Dataset rows about figures:
-------
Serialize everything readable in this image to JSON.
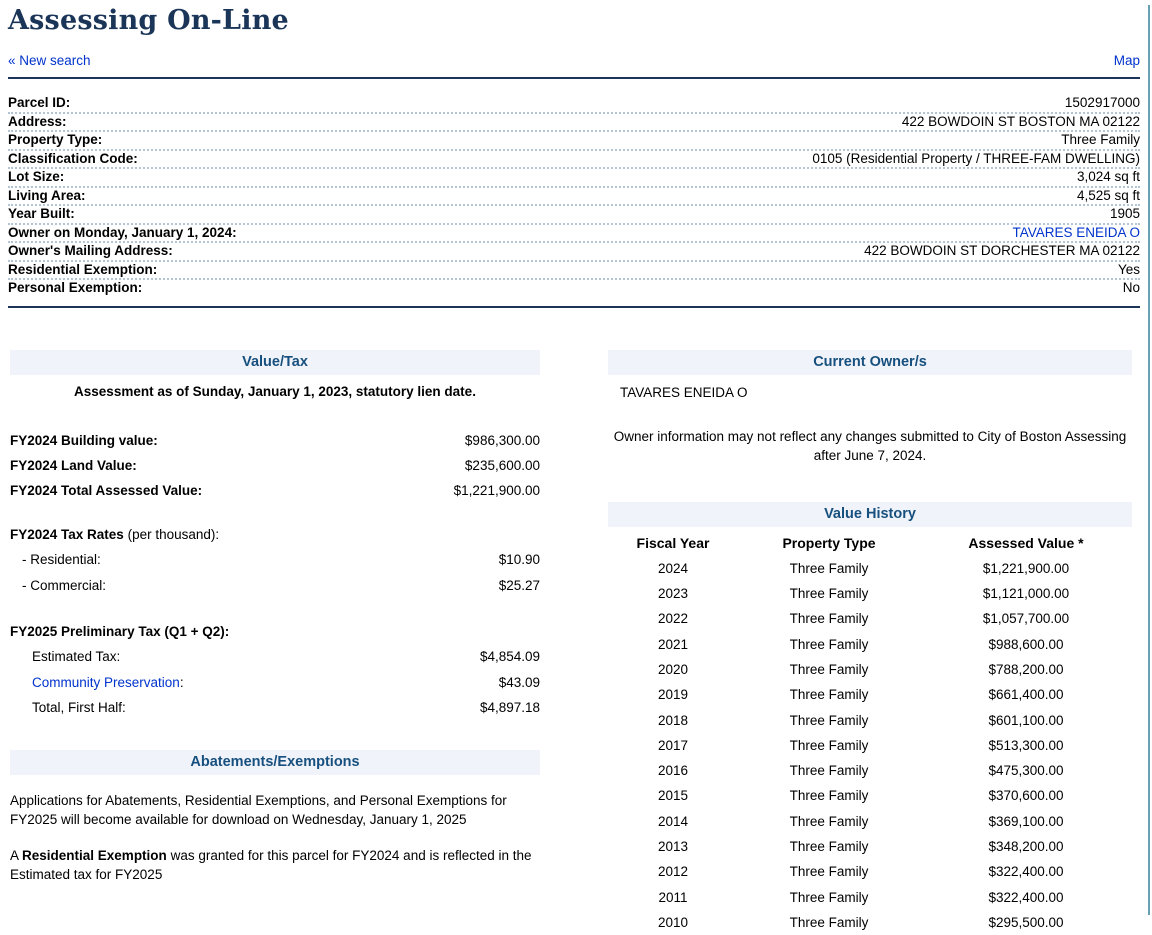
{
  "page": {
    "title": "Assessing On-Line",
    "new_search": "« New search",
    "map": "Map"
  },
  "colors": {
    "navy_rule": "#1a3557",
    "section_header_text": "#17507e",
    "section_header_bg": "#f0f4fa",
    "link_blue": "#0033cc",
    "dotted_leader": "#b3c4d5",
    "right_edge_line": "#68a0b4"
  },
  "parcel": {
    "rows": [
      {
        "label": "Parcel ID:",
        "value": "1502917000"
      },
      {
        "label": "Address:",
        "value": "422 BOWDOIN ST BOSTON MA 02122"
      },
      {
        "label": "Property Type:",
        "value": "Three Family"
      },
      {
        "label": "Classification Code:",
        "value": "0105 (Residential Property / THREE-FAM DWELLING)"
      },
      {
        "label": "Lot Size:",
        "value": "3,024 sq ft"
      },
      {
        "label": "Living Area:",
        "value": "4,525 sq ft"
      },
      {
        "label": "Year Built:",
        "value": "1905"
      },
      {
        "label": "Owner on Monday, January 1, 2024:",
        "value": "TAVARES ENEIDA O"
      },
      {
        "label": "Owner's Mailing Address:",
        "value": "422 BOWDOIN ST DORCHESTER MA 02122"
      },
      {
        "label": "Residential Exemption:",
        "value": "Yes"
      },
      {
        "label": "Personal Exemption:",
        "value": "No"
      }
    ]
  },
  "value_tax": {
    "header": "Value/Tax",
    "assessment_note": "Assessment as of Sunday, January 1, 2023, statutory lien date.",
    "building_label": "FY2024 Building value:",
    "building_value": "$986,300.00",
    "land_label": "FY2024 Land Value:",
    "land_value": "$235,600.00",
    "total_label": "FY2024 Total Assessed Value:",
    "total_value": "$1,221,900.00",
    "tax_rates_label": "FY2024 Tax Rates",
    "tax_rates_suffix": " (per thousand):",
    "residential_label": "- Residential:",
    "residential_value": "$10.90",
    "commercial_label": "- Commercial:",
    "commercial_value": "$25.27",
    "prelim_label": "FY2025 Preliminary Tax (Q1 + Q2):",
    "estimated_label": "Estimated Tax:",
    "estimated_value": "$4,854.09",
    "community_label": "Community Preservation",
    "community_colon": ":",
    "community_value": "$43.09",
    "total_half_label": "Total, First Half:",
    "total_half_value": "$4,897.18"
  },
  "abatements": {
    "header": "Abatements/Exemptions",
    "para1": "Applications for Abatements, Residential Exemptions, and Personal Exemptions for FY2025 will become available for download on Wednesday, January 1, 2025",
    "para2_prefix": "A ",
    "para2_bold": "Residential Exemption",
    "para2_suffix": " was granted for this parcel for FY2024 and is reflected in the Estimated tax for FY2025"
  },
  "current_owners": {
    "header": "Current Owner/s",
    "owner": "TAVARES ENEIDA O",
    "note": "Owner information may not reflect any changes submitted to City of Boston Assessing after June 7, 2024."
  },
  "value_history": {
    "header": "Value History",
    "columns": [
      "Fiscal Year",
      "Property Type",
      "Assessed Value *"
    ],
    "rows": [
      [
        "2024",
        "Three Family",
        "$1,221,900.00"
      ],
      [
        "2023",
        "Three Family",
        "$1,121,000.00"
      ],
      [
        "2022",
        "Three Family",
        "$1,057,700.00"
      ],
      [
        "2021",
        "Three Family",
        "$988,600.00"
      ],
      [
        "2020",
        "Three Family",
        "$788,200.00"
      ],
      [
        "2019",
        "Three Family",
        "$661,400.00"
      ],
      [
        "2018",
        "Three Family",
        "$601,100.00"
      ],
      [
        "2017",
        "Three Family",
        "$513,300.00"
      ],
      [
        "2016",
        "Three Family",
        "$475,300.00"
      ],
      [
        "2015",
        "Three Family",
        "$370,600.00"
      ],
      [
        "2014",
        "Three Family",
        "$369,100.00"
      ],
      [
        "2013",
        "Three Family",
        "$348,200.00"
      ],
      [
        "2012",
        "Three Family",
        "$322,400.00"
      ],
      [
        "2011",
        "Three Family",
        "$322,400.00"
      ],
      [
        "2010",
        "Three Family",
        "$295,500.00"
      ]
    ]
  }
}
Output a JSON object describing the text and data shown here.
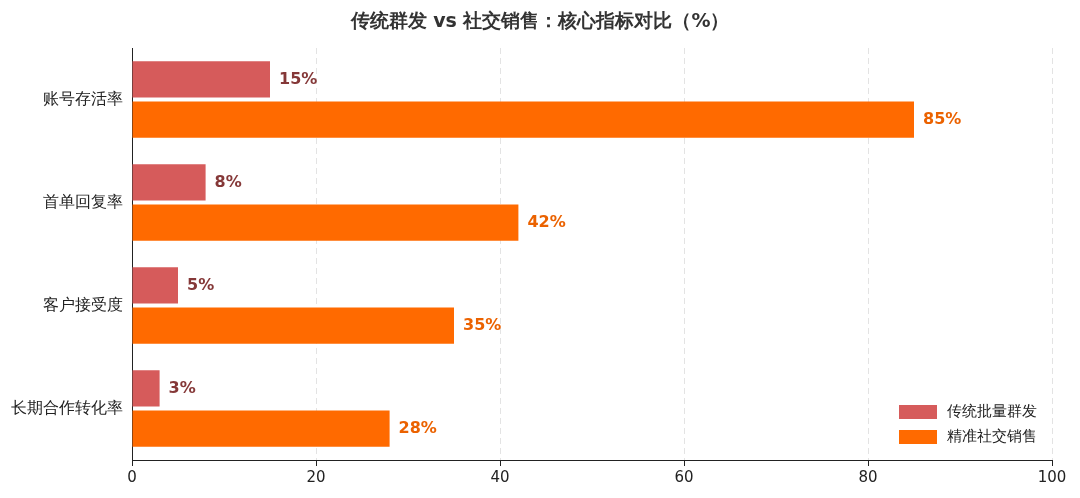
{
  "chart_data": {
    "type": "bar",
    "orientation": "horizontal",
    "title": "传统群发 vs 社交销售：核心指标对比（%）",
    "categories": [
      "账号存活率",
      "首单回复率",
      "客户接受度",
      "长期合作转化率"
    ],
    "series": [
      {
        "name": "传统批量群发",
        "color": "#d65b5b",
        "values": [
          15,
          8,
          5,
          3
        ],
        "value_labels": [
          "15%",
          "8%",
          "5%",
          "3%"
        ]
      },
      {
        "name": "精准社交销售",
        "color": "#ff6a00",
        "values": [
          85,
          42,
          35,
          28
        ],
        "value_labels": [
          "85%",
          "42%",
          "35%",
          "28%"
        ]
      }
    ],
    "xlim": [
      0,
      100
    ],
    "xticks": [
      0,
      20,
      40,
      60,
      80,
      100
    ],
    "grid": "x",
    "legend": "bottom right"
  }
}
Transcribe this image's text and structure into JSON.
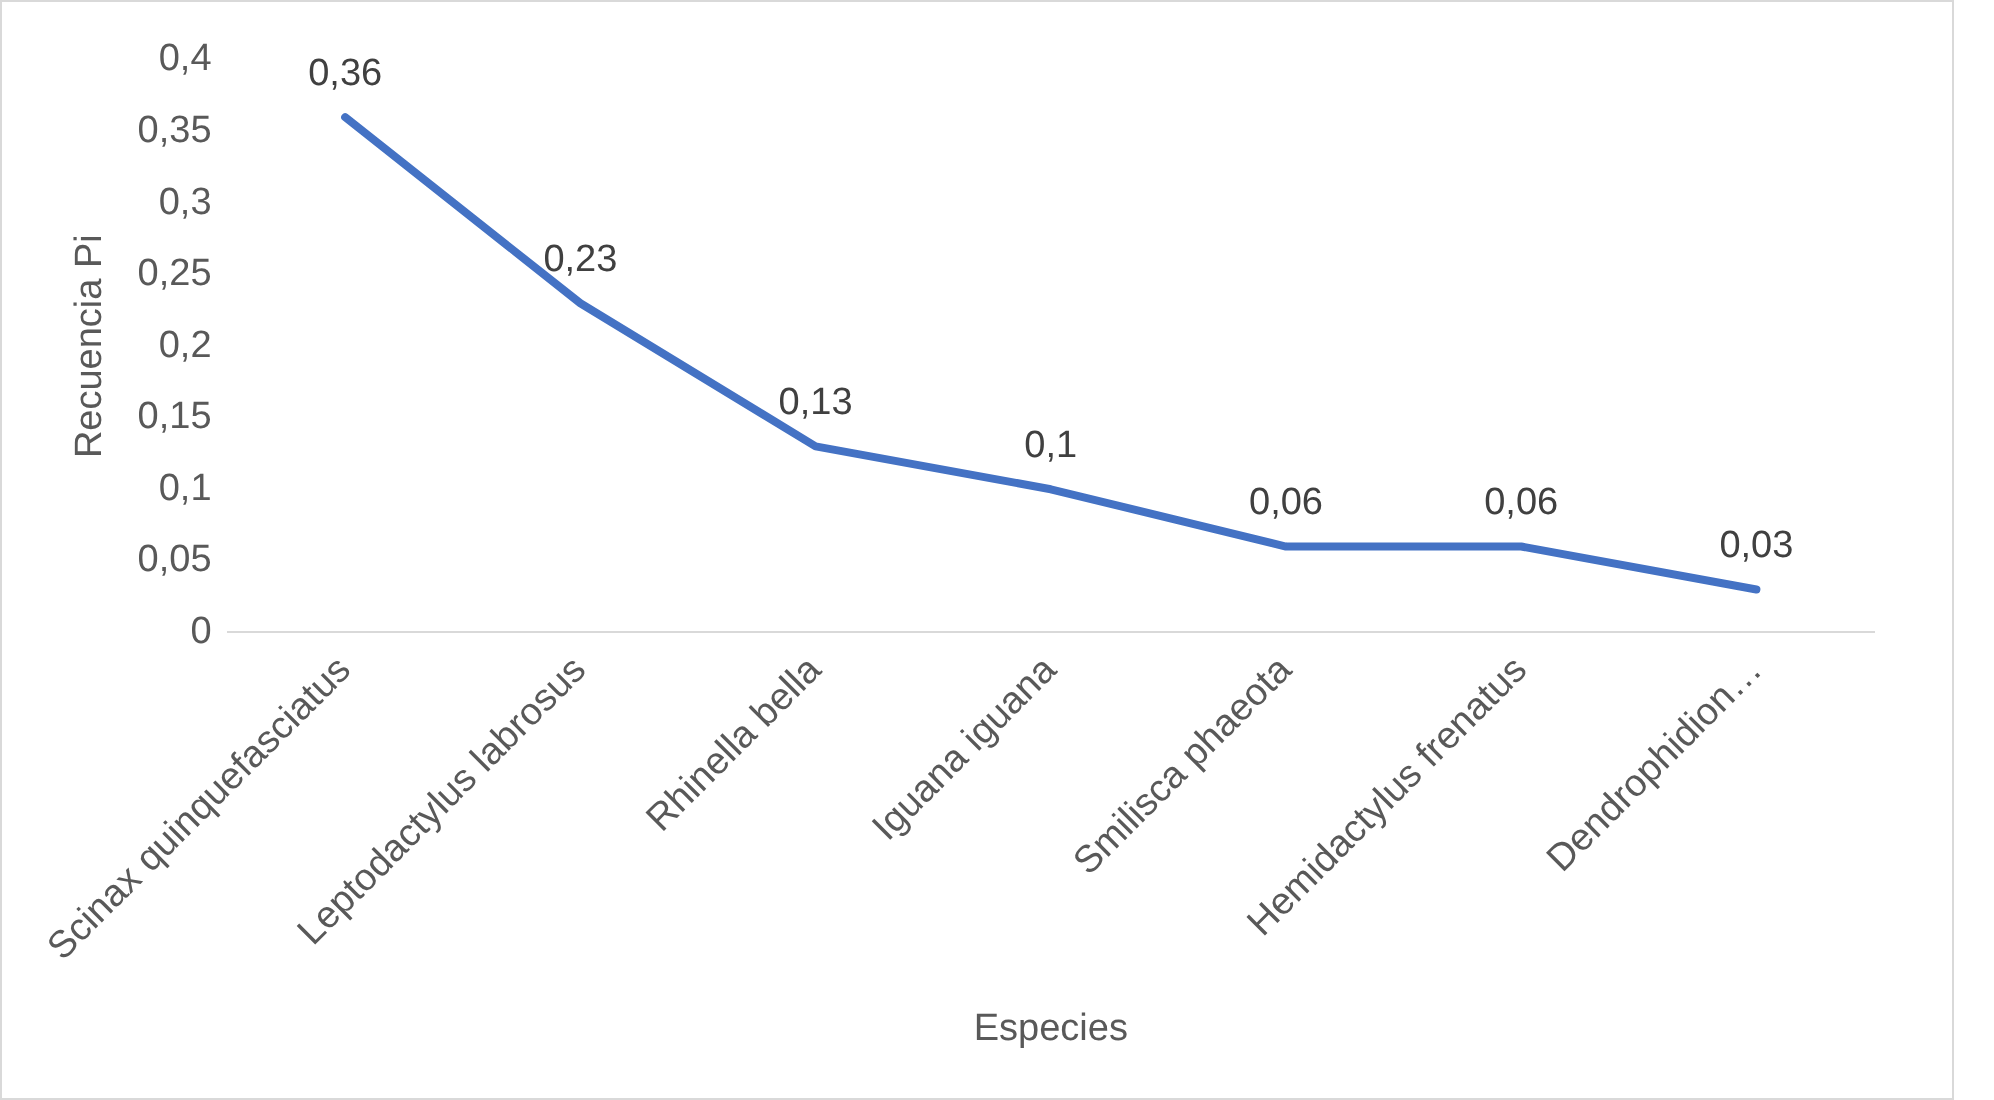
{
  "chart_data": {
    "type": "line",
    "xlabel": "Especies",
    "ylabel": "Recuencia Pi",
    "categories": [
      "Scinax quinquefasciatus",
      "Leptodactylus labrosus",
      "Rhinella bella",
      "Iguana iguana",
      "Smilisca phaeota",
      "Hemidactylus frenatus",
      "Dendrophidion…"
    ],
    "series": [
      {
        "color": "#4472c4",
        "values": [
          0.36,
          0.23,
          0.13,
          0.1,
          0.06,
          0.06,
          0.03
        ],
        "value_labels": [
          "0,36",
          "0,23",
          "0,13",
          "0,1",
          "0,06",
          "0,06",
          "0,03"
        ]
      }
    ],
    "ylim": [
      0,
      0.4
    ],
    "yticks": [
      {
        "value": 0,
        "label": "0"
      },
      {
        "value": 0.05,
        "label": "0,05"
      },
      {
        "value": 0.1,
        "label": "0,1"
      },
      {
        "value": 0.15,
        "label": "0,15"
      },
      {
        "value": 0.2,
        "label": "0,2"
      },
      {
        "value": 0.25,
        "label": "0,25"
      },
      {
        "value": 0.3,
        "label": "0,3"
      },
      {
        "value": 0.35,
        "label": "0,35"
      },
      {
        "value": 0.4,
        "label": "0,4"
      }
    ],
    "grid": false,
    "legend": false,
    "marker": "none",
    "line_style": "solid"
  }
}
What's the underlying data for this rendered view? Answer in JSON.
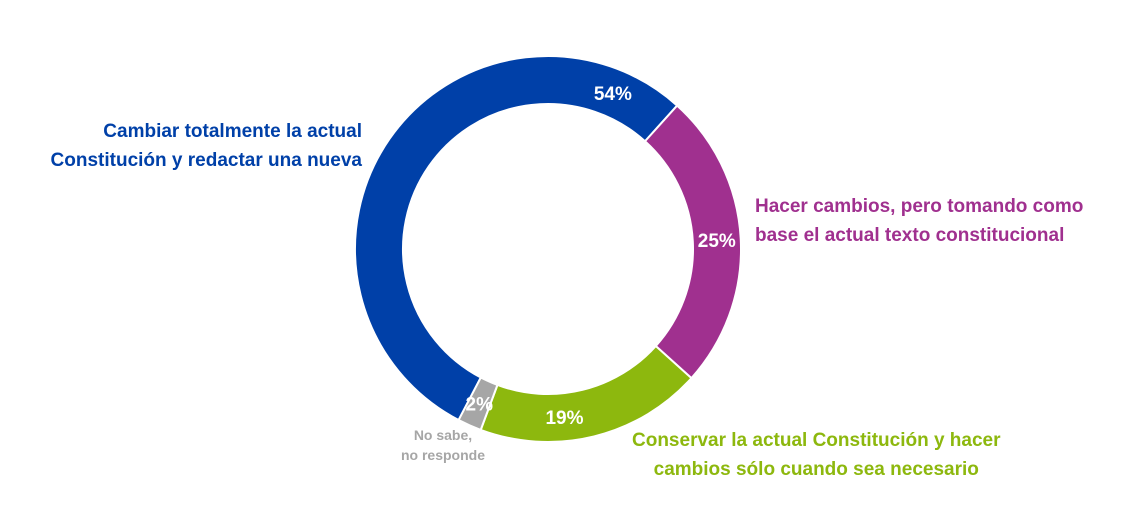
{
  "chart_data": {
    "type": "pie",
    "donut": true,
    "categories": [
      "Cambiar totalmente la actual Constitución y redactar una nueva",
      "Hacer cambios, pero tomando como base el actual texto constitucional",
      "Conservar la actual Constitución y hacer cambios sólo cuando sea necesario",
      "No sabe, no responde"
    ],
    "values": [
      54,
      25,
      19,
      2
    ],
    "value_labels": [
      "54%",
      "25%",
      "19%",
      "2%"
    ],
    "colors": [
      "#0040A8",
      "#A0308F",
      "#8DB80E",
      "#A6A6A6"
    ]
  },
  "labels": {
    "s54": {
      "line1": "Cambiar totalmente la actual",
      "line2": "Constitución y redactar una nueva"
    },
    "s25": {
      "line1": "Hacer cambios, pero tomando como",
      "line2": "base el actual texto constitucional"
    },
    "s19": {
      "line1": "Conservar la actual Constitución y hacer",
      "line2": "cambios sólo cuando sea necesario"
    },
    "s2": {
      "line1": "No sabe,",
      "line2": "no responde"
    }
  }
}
-------
**Work to complete**
Retype all entries exactly as they appear, dropping the images.

**Task result**
Serialize everything readable in this image to JSON.
{
  "page": {
    "title": "Assessing On-Line",
    "new_search": "« New search",
    "map": "Map"
  },
  "colors": {
    "navy_rule": "#1a3557",
    "section_header_text": "#17507e",
    "section_header_bg": "#f0f4fa",
    "link_blue": "#0033cc",
    "dotted_leader": "#b3c4d5",
    "right_edge_line": "#68a0b4"
  },
  "parcel": {
    "rows": [
      {
        "label": "Parcel ID:",
        "value": "1502917000"
      },
      {
        "label": "Address:",
        "value": "422 BOWDOIN ST BOSTON MA 02122"
      },
      {
        "label": "Property Type:",
        "value": "Three Family"
      },
      {
        "label": "Classification Code:",
        "value": "0105 (Residential Property / THREE-FAM DWELLING)"
      },
      {
        "label": "Lot Size:",
        "value": "3,024 sq ft"
      },
      {
        "label": "Living Area:",
        "value": "4,525 sq ft"
      },
      {
        "label": "Year Built:",
        "value": "1905"
      },
      {
        "label": "Owner on Monday, January 1, 2024:",
        "value": "TAVARES ENEIDA O"
      },
      {
        "label": "Owner's Mailing Address:",
        "value": "422 BOWDOIN ST DORCHESTER MA 02122"
      },
      {
        "label": "Residential Exemption:",
        "value": "Yes"
      },
      {
        "label": "Personal Exemption:",
        "value": "No"
      }
    ]
  },
  "value_tax": {
    "header": "Value/Tax",
    "assessment_note": "Assessment as of Sunday, January 1, 2023, statutory lien date.",
    "building_label": "FY2024 Building value:",
    "building_value": "$986,300.00",
    "land_label": "FY2024 Land Value:",
    "land_value": "$235,600.00",
    "total_label": "FY2024 Total Assessed Value:",
    "total_value": "$1,221,900.00",
    "tax_rates_label": "FY2024 Tax Rates",
    "tax_rates_suffix": " (per thousand):",
    "residential_label": "- Residential:",
    "residential_value": "$10.90",
    "commercial_label": "- Commercial:",
    "commercial_value": "$25.27",
    "prelim_label": "FY2025 Preliminary Tax (Q1 + Q2):",
    "estimated_label": "Estimated Tax:",
    "estimated_value": "$4,854.09",
    "community_label": "Community Preservation",
    "community_colon": ":",
    "community_value": "$43.09",
    "total_half_label": "Total, First Half:",
    "total_half_value": "$4,897.18"
  },
  "abatements": {
    "header": "Abatements/Exemptions",
    "para1": "Applications for Abatements, Residential Exemptions, and Personal Exemptions for FY2025 will become available for download on Wednesday, January 1, 2025",
    "para2_prefix": "A ",
    "para2_bold": "Residential Exemption",
    "para2_suffix": " was granted for this parcel for FY2024 and is reflected in the Estimated tax for FY2025"
  },
  "current_owners": {
    "header": "Current Owner/s",
    "owner": "TAVARES ENEIDA O",
    "note": "Owner information may not reflect any changes submitted to City of Boston Assessing after June 7, 2024."
  },
  "value_history": {
    "header": "Value History",
    "columns": [
      "Fiscal Year",
      "Property Type",
      "Assessed Value *"
    ],
    "rows": [
      [
        "2024",
        "Three Family",
        "$1,221,900.00"
      ],
      [
        "2023",
        "Three Family",
        "$1,121,000.00"
      ],
      [
        "2022",
        "Three Family",
        "$1,057,700.00"
      ],
      [
        "2021",
        "Three Family",
        "$988,600.00"
      ],
      [
        "2020",
        "Three Family",
        "$788,200.00"
      ],
      [
        "2019",
        "Three Family",
        "$661,400.00"
      ],
      [
        "2018",
        "Three Family",
        "$601,100.00"
      ],
      [
        "2017",
        "Three Family",
        "$513,300.00"
      ],
      [
        "2016",
        "Three Family",
        "$475,300.00"
      ],
      [
        "2015",
        "Three Family",
        "$370,600.00"
      ],
      [
        "2014",
        "Three Family",
        "$369,100.00"
      ],
      [
        "2013",
        "Three Family",
        "$348,200.00"
      ],
      [
        "2012",
        "Three Family",
        "$322,400.00"
      ],
      [
        "2011",
        "Three Family",
        "$322,400.00"
      ],
      [
        "2010",
        "Three Family",
        "$295,500.00"
      ]
    ]
  }
}
Output a JSON object describing the text and data shown here.
{
  "chart_data": {
    "type": "bar",
    "orientation": "horizontal",
    "title": "传统群发 vs 社交销售：核心指标对比（%）",
    "categories": [
      "账号存活率",
      "首单回复率",
      "客户接受度",
      "长期合作转化率"
    ],
    "series": [
      {
        "name": "传统批量群发",
        "color": "#d65b5b",
        "values": [
          15,
          8,
          5,
          3
        ],
        "value_labels": [
          "15%",
          "8%",
          "5%",
          "3%"
        ]
      },
      {
        "name": "精准社交销售",
        "color": "#ff6a00",
        "values": [
          85,
          42,
          35,
          28
        ],
        "value_labels": [
          "85%",
          "42%",
          "35%",
          "28%"
        ]
      }
    ],
    "xlim": [
      0,
      100
    ],
    "xticks": [
      0,
      20,
      40,
      60,
      80,
      100
    ],
    "grid": "x",
    "legend": "bottom right"
  }
}
Transcribe this image's text and structure into JSON.
{
  "chart_data": {
    "type": "line",
    "xlabel": "Especies",
    "ylabel": "Recuencia Pi",
    "categories": [
      "Scinax quinquefasciatus",
      "Leptodactylus labrosus",
      "Rhinella bella",
      "Iguana iguana",
      "Smilisca phaeota",
      "Hemidactylus frenatus",
      "Dendrophidion…"
    ],
    "series": [
      {
        "color": "#4472c4",
        "values": [
          0.36,
          0.23,
          0.13,
          0.1,
          0.06,
          0.06,
          0.03
        ],
        "value_labels": [
          "0,36",
          "0,23",
          "0,13",
          "0,1",
          "0,06",
          "0,06",
          "0,03"
        ]
      }
    ],
    "ylim": [
      0,
      0.4
    ],
    "yticks": [
      {
        "value": 0,
        "label": "0"
      },
      {
        "value": 0.05,
        "label": "0,05"
      },
      {
        "value": 0.1,
        "label": "0,1"
      },
      {
        "value": 0.15,
        "label": "0,15"
      },
      {
        "value": 0.2,
        "label": "0,2"
      },
      {
        "value": 0.25,
        "label": "0,25"
      },
      {
        "value": 0.3,
        "label": "0,3"
      },
      {
        "value": 0.35,
        "label": "0,35"
      },
      {
        "value": 0.4,
        "label": "0,4"
      }
    ],
    "grid": false,
    "legend": false,
    "marker": "none",
    "line_style": "solid"
  }
}
What's the underlying data for this rendered view? Answer in JSON.
{
  "chart_data": {
    "type": "pie",
    "donut": true,
    "categories": [
      "Cambiar totalmente la actual Constitución y redactar una nueva",
      "Hacer cambios, pero tomando como base el actual texto constitucional",
      "Conservar la actual Constitución y hacer cambios sólo cuando sea necesario",
      "No sabe, no responde"
    ],
    "values": [
      54,
      25,
      19,
      2
    ],
    "value_labels": [
      "54%",
      "25%",
      "19%",
      "2%"
    ],
    "colors": [
      "#0040A8",
      "#A0308F",
      "#8DB80E",
      "#A6A6A6"
    ]
  },
  "labels": {
    "s54": {
      "line1": "Cambiar totalmente la actual",
      "line2": "Constitución y redactar una nueva"
    },
    "s25": {
      "line1": "Hacer cambios, pero tomando como",
      "line2": "base el actual texto constitucional"
    },
    "s19": {
      "line1": "Conservar la actual Constitución y hacer",
      "line2": "cambios sólo cuando sea necesario"
    },
    "s2": {
      "line1": "No sabe,",
      "line2": "no responde"
    }
  }
}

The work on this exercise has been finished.